- EXERCISE GOAL
Reproduce the listing below word for word, with no pictures.

- Items from a data source
━━━━━━━━━━━━━━━━
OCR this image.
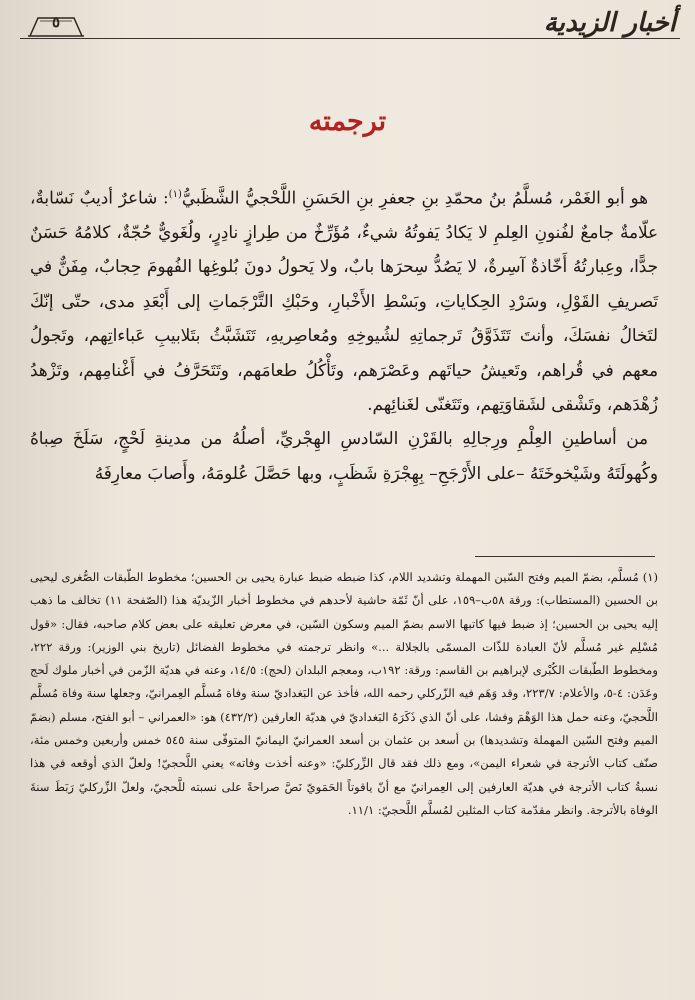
٥	أخبار الزيدية
ترجمته

هو أبو الغَمْر، مُسلَّمُ بنُ محمّدِ بنِ جعفرِ بنِ الحَسَنِ اللَّحْجيُّ الشَّظَبيُّ$^{(١)}$: شاعرٌ أديبٌ نَسّابةٌ، علّامةٌ جامعٌ لفُنونِ العِلمِ لا يَكادُ يَفوتُهُ شيءٌ، مُؤَرِّخٌ من طِرازٍ نادِرٍ، ولُغَويٌّ حُجّةٌ، كلامُهُ حَسَنٌ جدًّا، وعِبارتُهُ أَخّاذةٌ آسِرةٌ، لا يَصُدُّ سِحرَها بابٌ، ولا يَحولُ دونَ بُلوغِها الفُهومَ حِجابٌ، مِفَنٌّ في تَصريفِ القَوْلِ، وسَرْدِ الحِكاياتِ، وبَسْطِ الأَخْبارِ، وحَبْكِ التَّرْجَماتِ إلى أَبْعَدِ مدى، حتّى إنّكَ لتَخالُ نفسَكَ، وأنتَ تَتَذَوَّقُ تَرجماتِهِ لشُيوخِهِ ومُعاصِريهِ، تَتَشَبَّثُ بتَلابيبِ عَباءاتِهم، وتَجولُ معهم في قُراهم، وتَعيشُ حياتَهم وعَصْرَهم، وتَأْكُلُ طعامَهم، وتَتَحَرَّفُ في أَغْنامِهم، وتَزْهدُ زُهْدَهم، وتَشْقى لشَقاوَتِهم، وتَتَغنّى لغَنائِهم.

من أساطينِ العِلْمِ ورِجالِهِ بالقَرْنِ السّادسِ الهِجْريِّ، أصلُهُ من مدينةِ لَحْجٍ، سَلَخَ صِباهُ وكُهولَتَهُ وشَيْخوخَتَهُ –على الأَرْجَحِ– بِهِجْرَةِ شَظَبٍ، وبها حَصَّلَ عُلومَهُ، وأَصابَ معارِفَهُ

(١) مُسلَّم، بضمّ الميم وفتح السّين المهملة وتشديد اللام، كذا ضبطه ضبط عبارة يحيى بن الحسين؛ مخطوط الطّبقات الصُّغرى ليحيى بن الحسين (المستطاب): ورقة ٥٨ب–١٥٩، على أنّ ثَمّة حاشية لأحدهم في مخطوط أخبار الزّيديّة هذا (الصّفحة ١١) تخالف ما ذهب إليه يحيى بن الحسين؛ إذ ضبط فيها كاتبها الاسم بضمّ الميم وسكون السّين، في معرض تعليقه على بعض كلام صاحبه، فقال: «قول مُسْلِم غير مُسلَّم لأنّ العبادة للذّات المسمّى بالجلالة ...» وانظر ترجمته في مخطوط الفضائل (تاريخ بني الوزير): ورقة ٢٢٢، ومخطوط الطّبقات الكُبْرى لإبراهيم بن القاسم: ورقة: ١٩٢ب، ومعجم البلدان (لحج): ١٤/٥، وعنه في هديّة الزّمن في أخبار ملوك لَحج وعَدَن: ٤-٥، والأعلام: ٢٢٣/٧، وقد وَهَم فيه الزّركلي رحمه الله، فأخذ عن البَغداديّ سنة وفاة مُسلَّم العِمرانيّ، وجعلها سنة وفاة مُسلَّم اللَّحجيّ، وعنه حمل هذا الوَهْمَ وفشا، على أنّ الذي ذَكَرَهُ البَغداديّ في هديّة العارفين (٤٣٢/٢) هو: «العمراني – أبو الفتح، مسلم (بضمّ الميم وفتح السّين المهملة وتشديدها) بن أسعد بن عثمان بن أسعد العمرانيّ اليمانيّ المتوفّى سنة ٥٤٥ خمس وأربعين وخمس مئة، صنّف كتاب الأترجة في شعراء اليمن»، ومع ذلك فقد قال الزِّركليّ: «وعنه أخذت وفاته» يعني اللَّحجيّ! ولعلّ الذي أوقعه في هذا نسبةُ كتاب الأترجة في هديّة العارفين إلى العِمرانيّ مع أنّ ياقوتاً الحَمَويّ نَصَّ صراحةً على نسبته للَّحجيّ، ولعلّ الزِّركليّ رَبَطَ سنةَ الوفاة بالأترجة. وانظر مقدّمة كتاب المثلين لمُسلَّم اللَّحجيّ: ١١/١.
━━━━━━━━━━━━━━━━
- RESULT OF THE TASK
OCR this image.
٥	أخبار الزيدية
ترجمته

هو أبو الغَمْر، مُسلَّمُ بنُ محمّدِ بنِ جعفرِ بنِ الحَسَنِ اللَّحْجيُّ الشَّظَبيُّ$^{(١)}$: شاعرٌ أديبٌ نَسّابةٌ، علّامةٌ جامعٌ لفُنونِ العِلمِ لا يَكادُ يَفوتُهُ شيءٌ، مُؤَرِّخٌ من طِرازٍ نادِرٍ، ولُغَويٌّ حُجّةٌ، كلامُهُ حَسَنٌ جدًّا، وعِبارتُهُ أَخّاذةٌ آسِرةٌ، لا يَصُدُّ سِحرَها بابٌ، ولا يَحولُ دونَ بُلوغِها الفُهومَ حِجابٌ، مِفَنٌّ في تَصريفِ القَوْلِ، وسَرْدِ الحِكاياتِ، وبَسْطِ الأَخْبارِ، وحَبْكِ التَّرْجَماتِ إلى أَبْعَدِ مدى، حتّى إنّكَ لتَخالُ نفسَكَ، وأنتَ تَتَذَوَّقُ تَرجماتِهِ لشُيوخِهِ ومُعاصِريهِ، تَتَشَبَّثُ بتَلابيبِ عَباءاتِهم، وتَجولُ معهم في قُراهم، وتَعيشُ حياتَهم وعَصْرَهم، وتَأْكُلُ طعامَهم، وتَتَحَرَّفُ في أَغْنامِهم، وتَزْهدُ زُهْدَهم، وتَشْقى لشَقاوَتِهم، وتَتَغنّى لغَنائِهم.

من أساطينِ العِلْمِ ورِجالِهِ بالقَرْنِ السّادسِ الهِجْريِّ، أصلُهُ من مدينةِ لَحْجٍ، سَلَخَ صِباهُ وكُهولَتَهُ وشَيْخوخَتَهُ –على الأَرْجَحِ– بِهِجْرَةِ شَظَبٍ، وبها حَصَّلَ عُلومَهُ، وأَصابَ معارِفَهُ

(١) مُسلَّم، بضمّ الميم وفتح السّين المهملة وتشديد اللام، كذا ضبطه ضبط عبارة يحيى بن الحسين؛ مخطوط الطّبقات الصُّغرى ليحيى بن الحسين (المستطاب): ورقة ٥٨ب–١٥٩، على أنّ ثَمّة حاشية لأحدهم في مخطوط أخبار الزّيديّة هذا (الصّفحة ١١) تخالف ما ذهب إليه يحيى بن الحسين؛ إذ ضبط فيها كاتبها الاسم بضمّ الميم وسكون السّين، في معرض تعليقه على بعض كلام صاحبه، فقال: «قول مُسْلِم غير مُسلَّم لأنّ العبادة للذّات المسمّى بالجلالة ...» وانظر ترجمته في مخطوط الفضائل (تاريخ بني الوزير): ورقة ٢٢٢، ومخطوط الطّبقات الكُبْرى لإبراهيم بن القاسم: ورقة: ١٩٢ب، ومعجم البلدان (لحج): ١٤/٥، وعنه في هديّة الزّمن في أخبار ملوك لَحج وعَدَن: ٤-٥، والأعلام: ٢٢٣/٧، وقد وَهَم فيه الزّركلي رحمه الله، فأخذ عن البَغداديّ سنة وفاة مُسلَّم العِمرانيّ، وجعلها سنة وفاة مُسلَّم اللَّحجيّ، وعنه حمل هذا الوَهْمَ وفشا، على أنّ الذي ذَكَرَهُ البَغداديّ في هديّة العارفين (٤٣٢/٢) هو: «العمراني – أبو الفتح، مسلم (بضمّ الميم وفتح السّين المهملة وتشديدها) بن أسعد بن عثمان بن أسعد العمرانيّ اليمانيّ المتوفّى سنة ٥٤٥ خمس وأربعين وخمس مئة، صنّف كتاب الأترجة في شعراء اليمن»، ومع ذلك فقد قال الزِّركليّ: «وعنه أخذت وفاته» يعني اللَّحجيّ! ولعلّ الذي أوقعه في هذا نسبةُ كتاب الأترجة في هديّة العارفين إلى العِمرانيّ مع أنّ ياقوتاً الحَمَويّ نَصَّ صراحةً على نسبته للَّحجيّ، ولعلّ الزِّركليّ رَبَطَ سنةَ الوفاة بالأترجة. وانظر مقدّمة كتاب المثلين لمُسلَّم اللَّحجيّ: ١١/١.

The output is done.